- Objective: Every record that follows should be printed verbatim.
>> Start
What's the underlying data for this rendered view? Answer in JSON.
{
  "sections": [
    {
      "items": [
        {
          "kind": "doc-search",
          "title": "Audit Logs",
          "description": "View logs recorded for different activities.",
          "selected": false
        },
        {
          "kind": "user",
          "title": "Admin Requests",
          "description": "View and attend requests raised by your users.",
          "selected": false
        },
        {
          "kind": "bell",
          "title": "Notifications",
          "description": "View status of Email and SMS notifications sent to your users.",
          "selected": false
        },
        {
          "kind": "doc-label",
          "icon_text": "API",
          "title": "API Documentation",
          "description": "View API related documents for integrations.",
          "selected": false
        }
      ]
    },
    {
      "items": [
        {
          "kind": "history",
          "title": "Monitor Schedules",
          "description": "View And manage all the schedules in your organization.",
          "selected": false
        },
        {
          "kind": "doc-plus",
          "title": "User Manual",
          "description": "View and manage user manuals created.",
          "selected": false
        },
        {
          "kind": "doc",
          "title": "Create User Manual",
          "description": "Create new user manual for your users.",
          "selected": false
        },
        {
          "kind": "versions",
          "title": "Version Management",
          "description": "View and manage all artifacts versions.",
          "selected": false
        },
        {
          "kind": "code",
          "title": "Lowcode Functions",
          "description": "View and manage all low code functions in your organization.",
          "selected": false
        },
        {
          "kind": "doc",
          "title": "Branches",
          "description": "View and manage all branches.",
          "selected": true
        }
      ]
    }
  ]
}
>> End
- Reply to the exercise:
What's the underlying data for this rendered view? Answer in JSON.
{
  "sections": [
    {
      "items": [
        {
          "kind": "doc-search",
          "title": "Audit Logs",
          "description": "View logs recorded for different activities.",
          "selected": false
        },
        {
          "kind": "user",
          "title": "Admin Requests",
          "description": "View and attend requests raised by your users.",
          "selected": false
        },
        {
          "kind": "bell",
          "title": "Notifications",
          "description": "View status of Email and SMS notifications sent to your users.",
          "selected": false
        },
        {
          "kind": "doc-label",
          "icon_text": "API",
          "title": "API Documentation",
          "description": "View API related documents for integrations.",
          "selected": false
        }
      ]
    },
    {
      "items": [
        {
          "kind": "history",
          "title": "Monitor Schedules",
          "description": "View And manage all the schedules in your organization.",
          "selected": false
        },
        {
          "kind": "doc-plus",
          "title": "User Manual",
          "description": "View and manage user manuals created.",
          "selected": false
        },
        {
          "kind": "doc",
          "title": "Create User Manual",
          "description": "Create new user manual for your users.",
          "selected": false
        },
        {
          "kind": "versions",
          "title": "Version Management",
          "description": "View and manage all artifacts versions.",
          "selected": false
        },
        {
          "kind": "code",
          "title": "Lowcode Functions",
          "description": "View and manage all low code functions in your organization.",
          "selected": false
        },
        {
          "kind": "doc",
          "title": "Branches",
          "description": "View and manage all branches.",
          "selected": true
        }
      ]
    }
  ]
}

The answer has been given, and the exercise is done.